[Start Records]

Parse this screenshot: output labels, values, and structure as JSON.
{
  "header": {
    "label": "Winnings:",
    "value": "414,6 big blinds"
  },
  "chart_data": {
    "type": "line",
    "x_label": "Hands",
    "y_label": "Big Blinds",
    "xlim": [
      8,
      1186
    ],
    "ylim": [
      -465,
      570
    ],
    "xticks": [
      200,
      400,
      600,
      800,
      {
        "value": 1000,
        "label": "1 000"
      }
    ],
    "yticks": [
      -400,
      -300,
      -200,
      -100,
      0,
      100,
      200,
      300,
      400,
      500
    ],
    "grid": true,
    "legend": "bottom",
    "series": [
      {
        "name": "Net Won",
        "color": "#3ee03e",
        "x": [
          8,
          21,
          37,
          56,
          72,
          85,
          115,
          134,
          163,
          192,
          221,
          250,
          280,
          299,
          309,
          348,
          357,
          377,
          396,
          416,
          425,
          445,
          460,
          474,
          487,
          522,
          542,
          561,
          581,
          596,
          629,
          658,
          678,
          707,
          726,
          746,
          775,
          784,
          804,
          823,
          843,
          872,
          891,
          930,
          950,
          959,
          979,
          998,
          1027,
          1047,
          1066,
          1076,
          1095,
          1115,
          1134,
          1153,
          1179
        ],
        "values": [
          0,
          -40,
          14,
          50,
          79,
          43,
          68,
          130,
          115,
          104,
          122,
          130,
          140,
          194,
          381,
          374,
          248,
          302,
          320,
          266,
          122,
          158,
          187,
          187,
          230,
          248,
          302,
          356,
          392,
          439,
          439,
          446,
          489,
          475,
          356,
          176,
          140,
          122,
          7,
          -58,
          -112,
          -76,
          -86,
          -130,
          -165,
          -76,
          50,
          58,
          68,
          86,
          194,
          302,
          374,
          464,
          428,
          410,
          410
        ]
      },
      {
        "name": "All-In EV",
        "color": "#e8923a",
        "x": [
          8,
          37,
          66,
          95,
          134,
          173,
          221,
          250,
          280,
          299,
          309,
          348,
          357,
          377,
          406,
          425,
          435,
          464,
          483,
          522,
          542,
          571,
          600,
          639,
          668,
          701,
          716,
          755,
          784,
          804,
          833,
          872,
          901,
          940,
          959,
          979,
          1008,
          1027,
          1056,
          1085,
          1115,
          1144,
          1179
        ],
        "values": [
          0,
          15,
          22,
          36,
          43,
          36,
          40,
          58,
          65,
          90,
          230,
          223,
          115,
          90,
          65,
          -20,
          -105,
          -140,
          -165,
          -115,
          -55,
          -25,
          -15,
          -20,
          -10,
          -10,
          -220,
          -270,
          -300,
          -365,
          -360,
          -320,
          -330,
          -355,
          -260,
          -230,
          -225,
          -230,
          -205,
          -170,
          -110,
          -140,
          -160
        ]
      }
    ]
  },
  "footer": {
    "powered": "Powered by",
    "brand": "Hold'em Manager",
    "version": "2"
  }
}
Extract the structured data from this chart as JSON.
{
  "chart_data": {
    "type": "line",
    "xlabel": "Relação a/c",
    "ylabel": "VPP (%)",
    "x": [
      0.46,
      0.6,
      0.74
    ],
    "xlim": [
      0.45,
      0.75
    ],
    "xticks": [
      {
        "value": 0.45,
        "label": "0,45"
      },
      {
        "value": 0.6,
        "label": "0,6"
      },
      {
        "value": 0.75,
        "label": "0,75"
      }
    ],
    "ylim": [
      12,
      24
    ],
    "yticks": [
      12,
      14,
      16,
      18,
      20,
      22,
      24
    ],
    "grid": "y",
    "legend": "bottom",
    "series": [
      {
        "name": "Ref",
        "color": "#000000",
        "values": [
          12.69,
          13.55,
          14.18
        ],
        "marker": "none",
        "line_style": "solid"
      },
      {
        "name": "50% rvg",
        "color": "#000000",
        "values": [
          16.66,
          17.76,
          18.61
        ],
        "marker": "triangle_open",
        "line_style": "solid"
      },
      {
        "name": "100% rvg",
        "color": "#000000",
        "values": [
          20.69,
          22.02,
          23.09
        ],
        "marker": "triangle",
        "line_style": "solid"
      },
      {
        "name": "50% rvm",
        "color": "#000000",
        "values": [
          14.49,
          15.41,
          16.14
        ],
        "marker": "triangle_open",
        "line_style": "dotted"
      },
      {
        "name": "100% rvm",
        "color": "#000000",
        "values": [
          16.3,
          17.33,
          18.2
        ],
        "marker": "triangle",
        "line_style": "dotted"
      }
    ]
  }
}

[End Records]

Task requirements.
Copy every line verbatim.

Result.
Parse this screenshot: output labels, values, and structure as JSON.
{
  "header": {
    "label": "Winnings:",
    "value": "414,6 big blinds"
  },
  "chart_data": {
    "type": "line",
    "x_label": "Hands",
    "y_label": "Big Blinds",
    "xlim": [
      8,
      1186
    ],
    "ylim": [
      -465,
      570
    ],
    "xticks": [
      200,
      400,
      600,
      800,
      {
        "value": 1000,
        "label": "1 000"
      }
    ],
    "yticks": [
      -400,
      -300,
      -200,
      -100,
      0,
      100,
      200,
      300,
      400,
      500
    ],
    "grid": true,
    "legend": "bottom",
    "series": [
      {
        "name": "Net Won",
        "color": "#3ee03e",
        "x": [
          8,
          21,
          37,
          56,
          72,
          85,
          115,
          134,
          163,
          192,
          221,
          250,
          280,
          299,
          309,
          348,
          357,
          377,
          396,
          416,
          425,
          445,
          460,
          474,
          487,
          522,
          542,
          561,
          581,
          596,
          629,
          658,
          678,
          707,
          726,
          746,
          775,
          784,
          804,
          823,
          843,
          872,
          891,
          930,
          950,
          959,
          979,
          998,
          1027,
          1047,
          1066,
          1076,
          1095,
          1115,
          1134,
          1153,
          1179
        ],
        "values": [
          0,
          -40,
          14,
          50,
          79,
          43,
          68,
          130,
          115,
          104,
          122,
          130,
          140,
          194,
          381,
          374,
          248,
          302,
          320,
          266,
          122,
          158,
          187,
          187,
          230,
          248,
          302,
          356,
          392,
          439,
          439,
          446,
          489,
          475,
          356,
          176,
          140,
          122,
          7,
          -58,
          -112,
          -76,
          -86,
          -130,
          -165,
          -76,
          50,
          58,
          68,
          86,
          194,
          302,
          374,
          464,
          428,
          410,
          410
        ]
      },
      {
        "name": "All-In EV",
        "color": "#e8923a",
        "x": [
          8,
          37,
          66,
          95,
          134,
          173,
          221,
          250,
          280,
          299,
          309,
          348,
          357,
          377,
          406,
          425,
          435,
          464,
          483,
          522,
          542,
          571,
          600,
          639,
          668,
          701,
          716,
          755,
          784,
          804,
          833,
          872,
          901,
          940,
          959,
          979,
          1008,
          1027,
          1056,
          1085,
          1115,
          1144,
          1179
        ],
        "values": [
          0,
          15,
          22,
          36,
          43,
          36,
          40,
          58,
          65,
          90,
          230,
          223,
          115,
          90,
          65,
          -20,
          -105,
          -140,
          -165,
          -115,
          -55,
          -25,
          -15,
          -20,
          -10,
          -10,
          -220,
          -270,
          -300,
          -365,
          -360,
          -320,
          -330,
          -355,
          -260,
          -230,
          -225,
          -230,
          -205,
          -170,
          -110,
          -140,
          -160
        ]
      }
    ]
  },
  "footer": {
    "powered": "Powered by",
    "brand": "Hold'em Manager",
    "version": "2"
  }
}
Extract the structured data from this chart as JSON.
{
  "chart_data": {
    "type": "line",
    "xlabel": "Relação a/c",
    "ylabel": "VPP (%)",
    "x": [
      0.46,
      0.6,
      0.74
    ],
    "xlim": [
      0.45,
      0.75
    ],
    "xticks": [
      {
        "value": 0.45,
        "label": "0,45"
      },
      {
        "value": 0.6,
        "label": "0,6"
      },
      {
        "value": 0.75,
        "label": "0,75"
      }
    ],
    "ylim": [
      12,
      24
    ],
    "yticks": [
      12,
      14,
      16,
      18,
      20,
      22,
      24
    ],
    "grid": "y",
    "legend": "bottom",
    "series": [
      {
        "name": "Ref",
        "color": "#000000",
        "values": [
          12.69,
          13.55,
          14.18
        ],
        "marker": "none",
        "line_style": "solid"
      },
      {
        "name": "50% rvg",
        "color": "#000000",
        "values": [
          16.66,
          17.76,
          18.61
        ],
        "marker": "triangle_open",
        "line_style": "solid"
      },
      {
        "name": "100% rvg",
        "color": "#000000",
        "values": [
          20.69,
          22.02,
          23.09
        ],
        "marker": "triangle",
        "line_style": "solid"
      },
      {
        "name": "50% rvm",
        "color": "#000000",
        "values": [
          14.49,
          15.41,
          16.14
        ],
        "marker": "triangle_open",
        "line_style": "dotted"
      },
      {
        "name": "100% rvm",
        "color": "#000000",
        "values": [
          16.3,
          17.33,
          18.2
        ],
        "marker": "triangle",
        "line_style": "dotted"
      }
    ]
  }
}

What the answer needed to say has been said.